__WRITTEN REQUEST__.
Write out all of the records precisely. Skip anything that is a picture.

__DATA FOR THIS EXERCISE__.
━━━━━━━━━━━━━━━━━━━━━━━━━━━━━━

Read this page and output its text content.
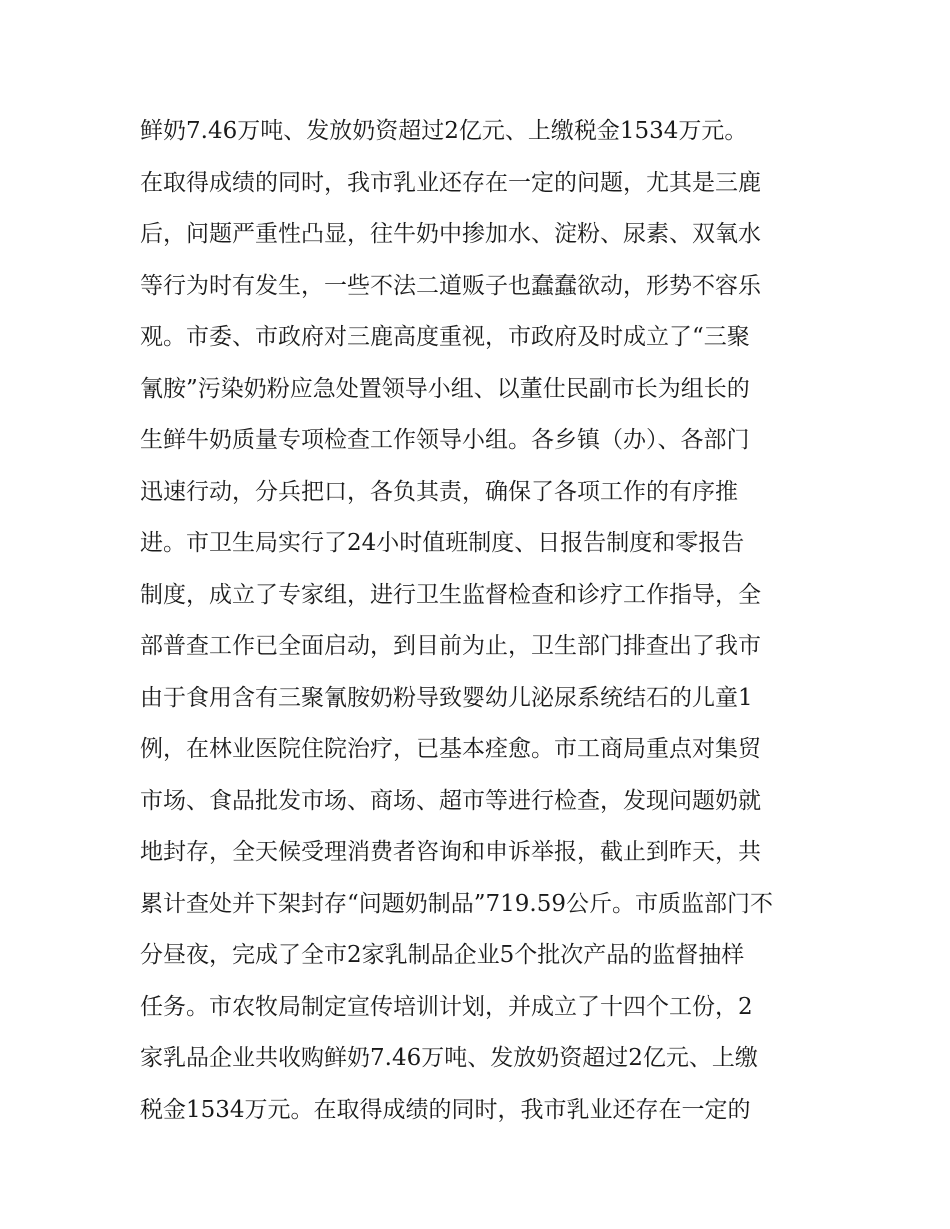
鲜奶7.46万吨、发放奶资超过2亿元、上缴税金1534万元。
在取得成绩的同时，我市乳业还存在一定的问题，尤其是三鹿
后，问题严重性凸显，往牛奶中掺加水、淀粉、尿素、双氧水
等行为时有发生，一些不法二道贩子也蠢蠢欲动，形势不容乐
观。市委、市政府对三鹿高度重视，市政府及时成立了“三聚
氰胺”污染奶粉应急处置领导小组、以董仕民副市长为组长的
生鲜牛奶质量专项检查工作领导小组。各乡镇（办）、各部门
迅速行动，分兵把口，各负其责，确保了各项工作的有序推
进。市卫生局实行了24小时值班制度、日报告制度和零报告
制度，成立了专家组，进行卫生监督检查和诊疗工作指导，全
部普查工作已全面启动，到目前为止，卫生部门排查出了我市
由于食用含有三聚氰胺奶粉导致婴幼儿泌尿系统结石的儿童1
例，在林业医院住院治疗，已基本痊愈。市工商局重点对集贸
市场、食品批发市场、商场、超市等进行检查，发现问题奶就
地封存，全天候受理消费者咨询和申诉举报，截止到昨天，共
累计查处并下架封存“问题奶制品”719.59公斤。市质监部门不
分昼夜，完成了全市2家乳制品企业5个批次产品的监督抽样
任务。市农牧局制定宣传培训计划，并成立了十四个工份，2
家乳品企业共收购鲜奶7.46万吨、发放奶资超过2亿元、上缴
税金1534万元。在取得成绩的同时，我市乳业还存在一定的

━━━━━━━━━━━━━━━━━━━━━━━━━━━━━━

__THE REPLY__.
Read this page and output its text content.
鲜奶7.46万吨、发放奶资超过2亿元、上缴税金1534万元。
在取得成绩的同时，我市乳业还存在一定的问题，尤其是三鹿
后，问题严重性凸显，往牛奶中掺加水、淀粉、尿素、双氧水
等行为时有发生，一些不法二道贩子也蠢蠢欲动，形势不容乐
观。市委、市政府对三鹿高度重视，市政府及时成立了“三聚
氰胺”污染奶粉应急处置领导小组、以董仕民副市长为组长的
生鲜牛奶质量专项检查工作领导小组。各乡镇（办）、各部门
迅速行动，分兵把口，各负其责，确保了各项工作的有序推
进。市卫生局实行了24小时值班制度、日报告制度和零报告
制度，成立了专家组，进行卫生监督检查和诊疗工作指导，全
部普查工作已全面启动，到目前为止，卫生部门排查出了我市
由于食用含有三聚氰胺奶粉导致婴幼儿泌尿系统结石的儿童1
例，在林业医院住院治疗，已基本痊愈。市工商局重点对集贸
市场、食品批发市场、商场、超市等进行检查，发现问题奶就
地封存，全天候受理消费者咨询和申诉举报，截止到昨天，共
累计查处并下架封存“问题奶制品”719.59公斤。市质监部门不
分昼夜，完成了全市2家乳制品企业5个批次产品的监督抽样
任务。市农牧局制定宣传培训计划，并成立了十四个工份，2
家乳品企业共收购鲜奶7.46万吨、发放奶资超过2亿元、上缴
税金1534万元。在取得成绩的同时，我市乳业还存在一定的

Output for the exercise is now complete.